>> Begin Data supplied

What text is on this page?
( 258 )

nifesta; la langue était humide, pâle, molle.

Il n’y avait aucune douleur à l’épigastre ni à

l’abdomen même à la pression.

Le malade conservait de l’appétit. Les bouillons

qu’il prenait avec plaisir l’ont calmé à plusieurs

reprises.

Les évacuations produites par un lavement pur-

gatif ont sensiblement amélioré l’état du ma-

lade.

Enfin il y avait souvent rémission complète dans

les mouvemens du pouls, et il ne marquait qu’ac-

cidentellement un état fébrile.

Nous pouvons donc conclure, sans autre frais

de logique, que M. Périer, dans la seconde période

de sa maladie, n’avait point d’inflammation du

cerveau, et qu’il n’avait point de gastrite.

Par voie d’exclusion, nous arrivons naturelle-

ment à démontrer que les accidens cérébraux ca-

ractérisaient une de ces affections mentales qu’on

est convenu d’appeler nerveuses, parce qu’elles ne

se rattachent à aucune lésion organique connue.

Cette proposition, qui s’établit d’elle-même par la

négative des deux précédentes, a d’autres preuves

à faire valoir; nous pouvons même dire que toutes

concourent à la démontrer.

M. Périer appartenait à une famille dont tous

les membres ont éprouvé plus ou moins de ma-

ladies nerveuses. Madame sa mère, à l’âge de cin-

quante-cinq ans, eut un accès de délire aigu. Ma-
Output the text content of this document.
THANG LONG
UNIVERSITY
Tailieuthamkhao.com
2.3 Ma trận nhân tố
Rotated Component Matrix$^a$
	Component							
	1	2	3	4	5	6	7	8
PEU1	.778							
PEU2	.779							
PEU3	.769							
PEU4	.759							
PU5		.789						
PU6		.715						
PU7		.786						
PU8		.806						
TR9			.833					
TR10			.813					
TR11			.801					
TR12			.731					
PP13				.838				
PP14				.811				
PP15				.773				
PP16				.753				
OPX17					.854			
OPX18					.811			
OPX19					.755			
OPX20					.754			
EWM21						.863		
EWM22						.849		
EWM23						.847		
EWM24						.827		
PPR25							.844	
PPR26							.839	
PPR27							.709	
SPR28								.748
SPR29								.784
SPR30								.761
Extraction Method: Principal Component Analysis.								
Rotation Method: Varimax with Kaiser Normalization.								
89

>> End Data supplied

*Task to complete*: Above are the records. Identify each line that contains the word "text".

*Expected answer*:
What text is on this page?
Output the text content of this document.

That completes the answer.